# Given request
Copy every record below, exactly as written.

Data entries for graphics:
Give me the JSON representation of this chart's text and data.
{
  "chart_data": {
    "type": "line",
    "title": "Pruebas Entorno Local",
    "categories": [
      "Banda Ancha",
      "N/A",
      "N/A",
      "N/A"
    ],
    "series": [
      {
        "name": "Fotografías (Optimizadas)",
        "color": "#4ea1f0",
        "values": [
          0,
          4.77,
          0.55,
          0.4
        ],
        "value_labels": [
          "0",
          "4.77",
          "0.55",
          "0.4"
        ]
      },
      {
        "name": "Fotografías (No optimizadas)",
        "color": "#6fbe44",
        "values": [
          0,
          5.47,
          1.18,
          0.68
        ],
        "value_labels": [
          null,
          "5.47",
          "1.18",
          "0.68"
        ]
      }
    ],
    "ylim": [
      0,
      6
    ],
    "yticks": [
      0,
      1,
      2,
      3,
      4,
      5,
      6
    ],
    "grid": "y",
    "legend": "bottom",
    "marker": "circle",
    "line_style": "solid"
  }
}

# Correct answer
Give me the JSON representation of this chart's text and data.
{
  "chart_data": {
    "type": "line",
    "title": "Pruebas Entorno Local",
    "categories": [
      "Banda Ancha",
      "N/A",
      "N/A",
      "N/A"
    ],
    "series": [
      {
        "name": "Fotografías (Optimizadas)",
        "color": "#4ea1f0",
        "values": [
          0,
          4.77,
          0.55,
          0.4
        ],
        "value_labels": [
          "0",
          "4.77",
          "0.55",
          "0.4"
        ]
      },
      {
        "name": "Fotografías (No optimizadas)",
        "color": "#6fbe44",
        "values": [
          0,
          5.47,
          1.18,
          0.68
        ],
        "value_labels": [
          null,
          "5.47",
          "1.18",
          "0.68"
        ]
      }
    ],
    "ylim": [
      0,
      6
    ],
    "yticks": [
      0,
      1,
      2,
      3,
      4,
      5,
      6
    ],
    "grid": "y",
    "legend": "bottom",
    "marker": "circle",
    "line_style": "solid"
  }
}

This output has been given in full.